## Given task
Convert the records into a JSON list of strings, one string per line with blank lines omitted, covering everything from the first line of the records through the line containing "tab-next-key[interactable]: 7 —", inclusive.

____ Records provided

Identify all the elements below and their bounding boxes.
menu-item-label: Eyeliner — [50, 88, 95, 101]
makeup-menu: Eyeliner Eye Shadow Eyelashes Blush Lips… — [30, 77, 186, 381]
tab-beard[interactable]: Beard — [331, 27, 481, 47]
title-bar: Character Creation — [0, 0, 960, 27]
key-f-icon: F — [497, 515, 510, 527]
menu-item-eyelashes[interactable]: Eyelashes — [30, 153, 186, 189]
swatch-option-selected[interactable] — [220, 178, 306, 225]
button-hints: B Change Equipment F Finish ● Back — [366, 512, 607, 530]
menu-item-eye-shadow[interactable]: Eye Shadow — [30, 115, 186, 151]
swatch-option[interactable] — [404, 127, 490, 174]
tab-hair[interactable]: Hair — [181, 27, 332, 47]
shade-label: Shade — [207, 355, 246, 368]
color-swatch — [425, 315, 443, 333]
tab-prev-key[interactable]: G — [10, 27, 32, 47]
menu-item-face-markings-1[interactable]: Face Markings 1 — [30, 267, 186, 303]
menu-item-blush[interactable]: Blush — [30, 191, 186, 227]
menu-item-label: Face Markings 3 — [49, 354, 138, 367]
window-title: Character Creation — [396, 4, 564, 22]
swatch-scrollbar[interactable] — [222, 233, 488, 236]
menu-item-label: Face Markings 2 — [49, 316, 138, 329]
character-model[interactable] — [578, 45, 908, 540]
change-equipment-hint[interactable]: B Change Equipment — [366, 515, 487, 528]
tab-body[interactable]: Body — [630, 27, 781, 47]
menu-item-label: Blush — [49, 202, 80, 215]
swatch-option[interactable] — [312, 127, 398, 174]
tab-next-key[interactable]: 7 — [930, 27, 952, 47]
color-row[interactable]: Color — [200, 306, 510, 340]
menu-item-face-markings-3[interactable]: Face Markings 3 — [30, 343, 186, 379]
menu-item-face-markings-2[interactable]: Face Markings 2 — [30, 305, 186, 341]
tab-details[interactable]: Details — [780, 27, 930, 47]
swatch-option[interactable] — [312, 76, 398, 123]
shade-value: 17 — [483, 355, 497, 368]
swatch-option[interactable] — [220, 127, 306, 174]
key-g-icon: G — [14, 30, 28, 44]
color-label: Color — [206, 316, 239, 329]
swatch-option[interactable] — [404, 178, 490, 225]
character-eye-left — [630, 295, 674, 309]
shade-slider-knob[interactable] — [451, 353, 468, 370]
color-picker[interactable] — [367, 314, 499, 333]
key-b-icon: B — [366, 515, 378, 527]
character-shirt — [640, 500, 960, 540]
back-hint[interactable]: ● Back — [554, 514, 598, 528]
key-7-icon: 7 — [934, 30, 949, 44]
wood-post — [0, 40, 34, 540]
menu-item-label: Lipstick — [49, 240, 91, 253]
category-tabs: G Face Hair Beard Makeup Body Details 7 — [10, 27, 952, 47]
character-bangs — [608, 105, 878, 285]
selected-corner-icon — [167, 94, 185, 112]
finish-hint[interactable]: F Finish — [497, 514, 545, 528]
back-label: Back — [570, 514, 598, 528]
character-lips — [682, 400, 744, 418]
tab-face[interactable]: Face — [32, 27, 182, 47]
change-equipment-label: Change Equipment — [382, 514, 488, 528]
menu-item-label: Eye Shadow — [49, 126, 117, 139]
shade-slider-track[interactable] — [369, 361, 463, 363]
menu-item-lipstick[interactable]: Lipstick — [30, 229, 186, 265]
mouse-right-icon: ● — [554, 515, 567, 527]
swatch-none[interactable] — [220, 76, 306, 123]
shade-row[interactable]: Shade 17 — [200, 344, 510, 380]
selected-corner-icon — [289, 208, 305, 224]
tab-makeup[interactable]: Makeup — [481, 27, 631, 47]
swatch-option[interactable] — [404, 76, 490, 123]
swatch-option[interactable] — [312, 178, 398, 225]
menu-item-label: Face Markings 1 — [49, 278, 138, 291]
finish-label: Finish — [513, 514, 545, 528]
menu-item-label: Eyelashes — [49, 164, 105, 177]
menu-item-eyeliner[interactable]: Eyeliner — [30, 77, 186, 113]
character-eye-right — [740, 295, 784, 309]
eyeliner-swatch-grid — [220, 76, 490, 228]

________

## Reply to the exercise
[
  "Identify all the elements below and their bounding boxes.",
  "menu-item-label: Eyeliner — [50, 88, 95, 101]",
  "makeup-menu: Eyeliner Eye Shadow Eyelashes Blush Lips… — [30, 77, 186, 381]",
  "tab-beard[interactable]: Beard — [331, 27, 481, 47]",
  "title-bar: Character Creation — [0, 0, 960, 27]",
  "key-f-icon: F — [497, 515, 510, 527]",
  "menu-item-eyelashes[interactable]: Eyelashes — [30, 153, 186, 189]",
  "swatch-option-selected[interactable] — [220, 178, 306, 225]",
  "button-hints: B Change Equipment F Finish ● Back — [366, 512, 607, 530]",
  "menu-item-eye-shadow[interactable]: Eye Shadow — [30, 115, 186, 151]",
  "swatch-option[interactable] — [404, 127, 490, 174]",
  "tab-hair[interactable]: Hair — [181, 27, 332, 47]",
  "shade-label: Shade — [207, 355, 246, 368]",
  "color-swatch — [425, 315, 443, 333]",
  "tab-prev-key[interactable]: G — [10, 27, 32, 47]",
  "menu-item-face-markings-1[interactable]: Face Markings 1 — [30, 267, 186, 303]",
  "menu-item-blush[interactable]: Blush — [30, 191, 186, 227]",
  "menu-item-label: Face Markings 3 — [49, 354, 138, 367]",
  "window-title: Character Creation — [396, 4, 564, 22]",
  "swatch-scrollbar[interactable] — [222, 233, 488, 236]",
  "menu-item-label: Face Markings 2 — [49, 316, 138, 329]",
  "character-model[interactable] — [578, 45, 908, 540]",
  "change-equipment-hint[interactable]: B Change Equipment — [366, 515, 487, 528]",
  "tab-body[interactable]: Body — [630, 27, 781, 47]",
  "menu-item-label: Blush — [49, 202, 80, 215]",
  "swatch-option[interactable] — [312, 127, 398, 174]",
  "tab-next-key[interactable]: 7 — [930, 27, 952, 47]"
]